PROBLEM
How many lines in this material include the string "page"? Answer with the number and nothing further.

MATERIALS PROVIDED
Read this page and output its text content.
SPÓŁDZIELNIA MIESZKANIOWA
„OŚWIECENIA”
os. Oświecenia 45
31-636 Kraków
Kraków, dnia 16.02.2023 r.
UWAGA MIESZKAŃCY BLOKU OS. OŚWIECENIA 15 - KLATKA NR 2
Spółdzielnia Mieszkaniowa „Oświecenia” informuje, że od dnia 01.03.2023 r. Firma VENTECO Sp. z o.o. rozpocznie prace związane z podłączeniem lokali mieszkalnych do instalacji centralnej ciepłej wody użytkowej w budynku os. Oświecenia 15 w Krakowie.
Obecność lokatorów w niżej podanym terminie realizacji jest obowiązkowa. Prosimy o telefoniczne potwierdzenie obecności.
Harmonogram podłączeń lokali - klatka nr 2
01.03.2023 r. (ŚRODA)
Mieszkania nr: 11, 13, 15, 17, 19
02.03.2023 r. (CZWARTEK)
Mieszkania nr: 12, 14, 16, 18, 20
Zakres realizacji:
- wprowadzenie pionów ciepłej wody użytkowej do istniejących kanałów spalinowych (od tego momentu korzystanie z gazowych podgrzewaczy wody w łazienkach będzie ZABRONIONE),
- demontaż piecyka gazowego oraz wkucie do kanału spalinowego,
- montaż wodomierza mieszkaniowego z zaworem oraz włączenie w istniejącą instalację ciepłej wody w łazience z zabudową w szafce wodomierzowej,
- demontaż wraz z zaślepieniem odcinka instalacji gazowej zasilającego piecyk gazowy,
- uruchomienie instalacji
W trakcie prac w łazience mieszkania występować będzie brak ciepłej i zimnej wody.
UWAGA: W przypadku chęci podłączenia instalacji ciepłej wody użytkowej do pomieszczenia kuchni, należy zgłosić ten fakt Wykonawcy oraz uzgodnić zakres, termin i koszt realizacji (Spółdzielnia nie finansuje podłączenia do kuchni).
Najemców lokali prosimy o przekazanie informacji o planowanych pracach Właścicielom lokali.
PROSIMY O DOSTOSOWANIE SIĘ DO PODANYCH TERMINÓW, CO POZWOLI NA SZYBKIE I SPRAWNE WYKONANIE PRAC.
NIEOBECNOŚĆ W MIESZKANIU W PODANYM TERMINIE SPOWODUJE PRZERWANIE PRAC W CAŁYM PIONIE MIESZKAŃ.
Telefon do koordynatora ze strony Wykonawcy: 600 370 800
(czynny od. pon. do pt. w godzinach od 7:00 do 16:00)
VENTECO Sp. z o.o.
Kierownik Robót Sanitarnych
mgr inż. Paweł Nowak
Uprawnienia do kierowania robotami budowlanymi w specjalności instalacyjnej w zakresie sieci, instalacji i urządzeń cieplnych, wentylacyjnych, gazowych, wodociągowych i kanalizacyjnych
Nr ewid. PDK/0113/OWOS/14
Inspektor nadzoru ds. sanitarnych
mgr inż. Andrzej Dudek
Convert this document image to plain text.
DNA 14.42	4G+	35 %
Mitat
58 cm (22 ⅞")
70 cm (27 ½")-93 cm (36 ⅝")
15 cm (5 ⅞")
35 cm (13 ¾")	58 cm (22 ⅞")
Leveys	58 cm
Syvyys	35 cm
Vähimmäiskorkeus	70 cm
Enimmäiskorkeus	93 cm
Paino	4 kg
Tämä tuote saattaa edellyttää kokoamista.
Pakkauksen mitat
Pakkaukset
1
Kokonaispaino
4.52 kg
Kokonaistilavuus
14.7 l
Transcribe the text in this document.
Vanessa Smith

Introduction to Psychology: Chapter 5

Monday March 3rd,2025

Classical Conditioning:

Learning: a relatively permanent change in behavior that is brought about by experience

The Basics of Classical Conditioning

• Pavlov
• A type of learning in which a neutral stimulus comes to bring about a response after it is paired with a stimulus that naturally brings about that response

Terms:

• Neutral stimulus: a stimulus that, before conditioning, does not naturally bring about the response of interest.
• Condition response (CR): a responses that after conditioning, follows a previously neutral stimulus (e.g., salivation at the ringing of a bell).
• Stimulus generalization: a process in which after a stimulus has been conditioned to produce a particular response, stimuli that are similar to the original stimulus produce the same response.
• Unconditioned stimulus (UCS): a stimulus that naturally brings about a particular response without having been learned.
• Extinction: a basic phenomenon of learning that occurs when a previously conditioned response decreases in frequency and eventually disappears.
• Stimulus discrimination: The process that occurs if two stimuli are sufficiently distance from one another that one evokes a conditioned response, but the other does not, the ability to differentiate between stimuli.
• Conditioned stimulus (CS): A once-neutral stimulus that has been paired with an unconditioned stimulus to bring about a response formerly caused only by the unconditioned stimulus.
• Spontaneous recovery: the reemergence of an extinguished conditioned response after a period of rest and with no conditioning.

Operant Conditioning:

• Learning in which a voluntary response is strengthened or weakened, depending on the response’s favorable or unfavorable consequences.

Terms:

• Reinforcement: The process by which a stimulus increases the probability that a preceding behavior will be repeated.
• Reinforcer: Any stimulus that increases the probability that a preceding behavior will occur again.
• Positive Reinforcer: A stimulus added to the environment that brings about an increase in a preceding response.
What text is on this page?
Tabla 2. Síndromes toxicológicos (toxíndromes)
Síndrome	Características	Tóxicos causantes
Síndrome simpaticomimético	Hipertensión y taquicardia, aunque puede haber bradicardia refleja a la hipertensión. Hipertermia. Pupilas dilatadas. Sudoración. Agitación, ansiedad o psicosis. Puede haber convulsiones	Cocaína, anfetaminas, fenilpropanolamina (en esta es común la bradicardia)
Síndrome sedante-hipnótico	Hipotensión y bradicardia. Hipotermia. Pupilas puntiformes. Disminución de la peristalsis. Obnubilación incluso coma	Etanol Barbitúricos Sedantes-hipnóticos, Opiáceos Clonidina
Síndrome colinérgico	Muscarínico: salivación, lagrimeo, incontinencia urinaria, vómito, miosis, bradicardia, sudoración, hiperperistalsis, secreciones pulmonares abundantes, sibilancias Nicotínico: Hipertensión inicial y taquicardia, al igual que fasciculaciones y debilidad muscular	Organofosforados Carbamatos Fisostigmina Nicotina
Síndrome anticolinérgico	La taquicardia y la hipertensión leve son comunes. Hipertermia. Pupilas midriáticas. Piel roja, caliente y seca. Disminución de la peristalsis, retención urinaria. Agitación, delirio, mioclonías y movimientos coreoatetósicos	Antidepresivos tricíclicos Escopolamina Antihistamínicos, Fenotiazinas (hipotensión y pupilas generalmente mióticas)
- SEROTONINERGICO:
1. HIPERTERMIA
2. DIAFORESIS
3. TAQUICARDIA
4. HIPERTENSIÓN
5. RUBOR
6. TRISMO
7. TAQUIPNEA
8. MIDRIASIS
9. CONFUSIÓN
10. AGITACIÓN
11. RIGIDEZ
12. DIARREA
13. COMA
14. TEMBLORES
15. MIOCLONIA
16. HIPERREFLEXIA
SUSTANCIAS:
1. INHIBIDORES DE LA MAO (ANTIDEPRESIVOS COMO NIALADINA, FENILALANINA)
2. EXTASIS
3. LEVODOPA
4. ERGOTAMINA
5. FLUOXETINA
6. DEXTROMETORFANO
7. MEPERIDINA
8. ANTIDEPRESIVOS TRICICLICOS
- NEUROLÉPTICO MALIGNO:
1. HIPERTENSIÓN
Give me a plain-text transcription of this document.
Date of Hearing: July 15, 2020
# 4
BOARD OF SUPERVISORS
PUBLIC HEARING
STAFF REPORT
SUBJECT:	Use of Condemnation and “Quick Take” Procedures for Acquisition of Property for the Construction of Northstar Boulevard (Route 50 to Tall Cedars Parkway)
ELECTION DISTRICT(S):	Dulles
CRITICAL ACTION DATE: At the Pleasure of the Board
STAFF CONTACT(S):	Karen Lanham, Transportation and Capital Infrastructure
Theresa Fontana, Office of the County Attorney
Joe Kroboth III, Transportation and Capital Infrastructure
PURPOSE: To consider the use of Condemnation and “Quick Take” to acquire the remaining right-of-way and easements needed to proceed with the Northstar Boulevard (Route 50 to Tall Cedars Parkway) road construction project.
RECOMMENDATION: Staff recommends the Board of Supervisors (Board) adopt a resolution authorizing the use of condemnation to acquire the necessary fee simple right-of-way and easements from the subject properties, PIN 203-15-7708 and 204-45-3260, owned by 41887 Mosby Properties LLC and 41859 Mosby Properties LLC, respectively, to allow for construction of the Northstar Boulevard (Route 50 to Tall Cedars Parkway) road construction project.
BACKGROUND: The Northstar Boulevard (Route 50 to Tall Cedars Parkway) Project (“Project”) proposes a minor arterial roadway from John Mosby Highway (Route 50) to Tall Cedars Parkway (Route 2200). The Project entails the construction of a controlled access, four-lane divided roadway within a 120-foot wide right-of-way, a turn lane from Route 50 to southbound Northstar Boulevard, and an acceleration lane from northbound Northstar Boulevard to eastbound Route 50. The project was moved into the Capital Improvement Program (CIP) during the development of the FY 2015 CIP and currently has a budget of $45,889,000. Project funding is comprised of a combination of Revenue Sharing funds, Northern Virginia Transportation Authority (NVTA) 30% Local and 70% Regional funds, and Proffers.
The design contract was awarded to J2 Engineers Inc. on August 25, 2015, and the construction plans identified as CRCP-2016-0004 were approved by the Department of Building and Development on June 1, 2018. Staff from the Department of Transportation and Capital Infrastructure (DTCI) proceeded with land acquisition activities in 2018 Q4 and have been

TASK RESULT
2